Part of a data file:
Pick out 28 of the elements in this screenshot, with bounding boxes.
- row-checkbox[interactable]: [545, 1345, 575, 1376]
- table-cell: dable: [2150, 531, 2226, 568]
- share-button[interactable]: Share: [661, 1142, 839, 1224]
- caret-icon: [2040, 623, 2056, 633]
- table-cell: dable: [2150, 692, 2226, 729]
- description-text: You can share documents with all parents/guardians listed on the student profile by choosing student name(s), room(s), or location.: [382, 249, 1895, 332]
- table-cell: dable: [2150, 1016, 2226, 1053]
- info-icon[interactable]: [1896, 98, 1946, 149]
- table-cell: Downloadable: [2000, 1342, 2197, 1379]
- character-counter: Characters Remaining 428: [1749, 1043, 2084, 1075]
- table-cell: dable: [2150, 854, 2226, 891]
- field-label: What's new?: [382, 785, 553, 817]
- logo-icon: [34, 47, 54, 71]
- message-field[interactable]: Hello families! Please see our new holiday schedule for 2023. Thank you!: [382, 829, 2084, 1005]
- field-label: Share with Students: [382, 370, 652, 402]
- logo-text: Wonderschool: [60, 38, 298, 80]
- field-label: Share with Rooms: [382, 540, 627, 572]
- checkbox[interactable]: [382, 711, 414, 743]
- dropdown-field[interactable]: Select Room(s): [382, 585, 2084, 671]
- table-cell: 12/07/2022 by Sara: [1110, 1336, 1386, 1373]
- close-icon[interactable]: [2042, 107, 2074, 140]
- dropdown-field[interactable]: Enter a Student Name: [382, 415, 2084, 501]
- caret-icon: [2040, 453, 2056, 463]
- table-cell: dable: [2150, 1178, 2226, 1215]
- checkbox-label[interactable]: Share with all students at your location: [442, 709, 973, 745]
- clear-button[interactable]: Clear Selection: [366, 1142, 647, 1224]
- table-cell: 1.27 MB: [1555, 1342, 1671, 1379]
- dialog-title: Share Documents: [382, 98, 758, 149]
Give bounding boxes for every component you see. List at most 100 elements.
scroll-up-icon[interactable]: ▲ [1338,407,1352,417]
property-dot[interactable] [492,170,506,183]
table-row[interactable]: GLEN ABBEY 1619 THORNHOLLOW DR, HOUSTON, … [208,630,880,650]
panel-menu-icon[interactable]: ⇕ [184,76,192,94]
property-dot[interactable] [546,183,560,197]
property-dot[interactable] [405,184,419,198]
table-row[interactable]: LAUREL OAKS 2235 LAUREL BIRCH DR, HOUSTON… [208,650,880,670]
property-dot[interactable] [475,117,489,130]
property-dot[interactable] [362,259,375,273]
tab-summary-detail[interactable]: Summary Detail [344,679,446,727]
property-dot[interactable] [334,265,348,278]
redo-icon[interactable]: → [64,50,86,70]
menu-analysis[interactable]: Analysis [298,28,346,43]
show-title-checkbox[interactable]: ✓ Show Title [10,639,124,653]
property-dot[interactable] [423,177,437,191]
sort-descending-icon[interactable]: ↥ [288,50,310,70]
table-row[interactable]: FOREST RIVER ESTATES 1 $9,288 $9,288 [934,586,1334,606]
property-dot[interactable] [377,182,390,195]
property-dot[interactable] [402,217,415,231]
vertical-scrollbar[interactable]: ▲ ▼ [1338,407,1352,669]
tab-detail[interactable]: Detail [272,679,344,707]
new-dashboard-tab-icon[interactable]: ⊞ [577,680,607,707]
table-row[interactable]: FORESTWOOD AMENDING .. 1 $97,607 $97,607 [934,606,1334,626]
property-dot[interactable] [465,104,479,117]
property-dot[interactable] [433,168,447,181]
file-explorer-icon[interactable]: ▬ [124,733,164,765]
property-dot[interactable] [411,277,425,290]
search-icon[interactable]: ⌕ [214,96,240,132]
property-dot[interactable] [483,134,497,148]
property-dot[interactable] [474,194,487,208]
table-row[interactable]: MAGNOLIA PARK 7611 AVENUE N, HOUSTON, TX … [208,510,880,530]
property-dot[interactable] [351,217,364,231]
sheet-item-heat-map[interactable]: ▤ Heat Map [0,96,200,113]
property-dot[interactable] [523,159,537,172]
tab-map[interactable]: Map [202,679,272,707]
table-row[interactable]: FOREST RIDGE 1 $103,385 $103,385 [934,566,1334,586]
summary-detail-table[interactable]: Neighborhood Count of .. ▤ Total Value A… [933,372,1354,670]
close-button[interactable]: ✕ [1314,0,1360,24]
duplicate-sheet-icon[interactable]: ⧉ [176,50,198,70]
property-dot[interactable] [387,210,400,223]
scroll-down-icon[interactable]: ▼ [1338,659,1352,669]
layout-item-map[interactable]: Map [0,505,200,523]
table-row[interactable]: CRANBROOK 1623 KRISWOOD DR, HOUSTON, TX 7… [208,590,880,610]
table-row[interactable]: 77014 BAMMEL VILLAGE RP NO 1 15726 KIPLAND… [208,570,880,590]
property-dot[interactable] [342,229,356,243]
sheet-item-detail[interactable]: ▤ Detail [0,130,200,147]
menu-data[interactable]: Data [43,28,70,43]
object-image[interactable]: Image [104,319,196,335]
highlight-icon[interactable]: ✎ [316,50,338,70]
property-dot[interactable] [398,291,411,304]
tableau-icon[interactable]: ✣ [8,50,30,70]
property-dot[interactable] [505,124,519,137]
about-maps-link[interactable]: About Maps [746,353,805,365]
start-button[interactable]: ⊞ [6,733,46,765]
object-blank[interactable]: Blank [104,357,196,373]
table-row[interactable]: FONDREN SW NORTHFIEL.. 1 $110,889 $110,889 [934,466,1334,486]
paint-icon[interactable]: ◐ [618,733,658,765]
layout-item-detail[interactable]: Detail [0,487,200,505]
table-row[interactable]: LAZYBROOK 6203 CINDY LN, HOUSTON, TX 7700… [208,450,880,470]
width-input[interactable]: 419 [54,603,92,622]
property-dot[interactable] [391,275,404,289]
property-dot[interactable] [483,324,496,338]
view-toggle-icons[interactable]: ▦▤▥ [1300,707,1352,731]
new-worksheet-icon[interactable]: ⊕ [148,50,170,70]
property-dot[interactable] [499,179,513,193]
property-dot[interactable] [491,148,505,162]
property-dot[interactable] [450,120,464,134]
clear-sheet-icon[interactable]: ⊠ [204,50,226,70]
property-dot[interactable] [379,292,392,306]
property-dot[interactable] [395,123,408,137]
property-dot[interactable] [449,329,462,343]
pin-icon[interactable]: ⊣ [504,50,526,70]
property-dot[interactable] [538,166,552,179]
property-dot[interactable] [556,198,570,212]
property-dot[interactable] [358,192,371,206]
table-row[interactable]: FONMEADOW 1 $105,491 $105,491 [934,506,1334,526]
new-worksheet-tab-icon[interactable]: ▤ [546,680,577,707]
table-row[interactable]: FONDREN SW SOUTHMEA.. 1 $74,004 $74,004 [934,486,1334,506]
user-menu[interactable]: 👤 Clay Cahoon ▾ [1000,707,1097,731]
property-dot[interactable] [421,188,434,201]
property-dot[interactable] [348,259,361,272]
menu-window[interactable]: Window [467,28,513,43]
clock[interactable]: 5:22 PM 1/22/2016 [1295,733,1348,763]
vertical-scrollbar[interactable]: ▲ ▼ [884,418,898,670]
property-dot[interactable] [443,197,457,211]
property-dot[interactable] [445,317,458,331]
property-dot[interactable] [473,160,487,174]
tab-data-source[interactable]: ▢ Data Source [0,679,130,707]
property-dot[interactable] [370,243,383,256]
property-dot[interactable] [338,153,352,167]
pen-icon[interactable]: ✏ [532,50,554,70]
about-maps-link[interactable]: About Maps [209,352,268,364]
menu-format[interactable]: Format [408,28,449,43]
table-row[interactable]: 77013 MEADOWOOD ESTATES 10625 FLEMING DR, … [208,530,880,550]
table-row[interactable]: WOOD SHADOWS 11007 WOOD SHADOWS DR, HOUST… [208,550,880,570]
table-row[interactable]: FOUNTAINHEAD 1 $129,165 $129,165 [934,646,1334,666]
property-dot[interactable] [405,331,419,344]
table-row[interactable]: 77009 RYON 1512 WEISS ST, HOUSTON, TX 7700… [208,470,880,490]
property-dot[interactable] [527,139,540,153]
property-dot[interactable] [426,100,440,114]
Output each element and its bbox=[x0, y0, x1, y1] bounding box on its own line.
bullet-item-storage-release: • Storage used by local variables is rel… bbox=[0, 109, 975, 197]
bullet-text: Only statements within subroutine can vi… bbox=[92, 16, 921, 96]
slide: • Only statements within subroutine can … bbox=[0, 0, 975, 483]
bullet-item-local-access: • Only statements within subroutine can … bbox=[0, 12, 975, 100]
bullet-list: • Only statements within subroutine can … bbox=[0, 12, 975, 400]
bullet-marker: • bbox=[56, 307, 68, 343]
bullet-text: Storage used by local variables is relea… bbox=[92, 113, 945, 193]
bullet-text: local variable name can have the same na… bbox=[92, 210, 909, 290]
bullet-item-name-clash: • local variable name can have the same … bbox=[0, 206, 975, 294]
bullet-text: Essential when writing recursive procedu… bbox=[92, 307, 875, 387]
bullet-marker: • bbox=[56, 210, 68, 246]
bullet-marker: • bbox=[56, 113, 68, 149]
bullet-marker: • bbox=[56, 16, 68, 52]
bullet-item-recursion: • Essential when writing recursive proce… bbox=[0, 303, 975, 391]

● Your task: Copy the lines from the start of the records through the line containing "- table-cell: dable: [2150, 1016, 2226, 1053]", swapping "caret-icon" for "arrow-icon" and leaving everything else the same.

● Solution below:
Pick out 28 of the elements in this screenshot, with bounding boxes.
- row-checkbox[interactable]: [545, 1345, 575, 1376]
- table-cell: dable: [2150, 531, 2226, 568]
- share-button[interactable]: Share: [661, 1142, 839, 1224]
- arrow-icon: [2040, 623, 2056, 633]
- table-cell: dable: [2150, 692, 2226, 729]
- description-text: You can share documents with all parents/guardians listed on the student profile by choosing student name(s), room(s), or location.: [382, 249, 1895, 332]
- table-cell: dable: [2150, 1016, 2226, 1053]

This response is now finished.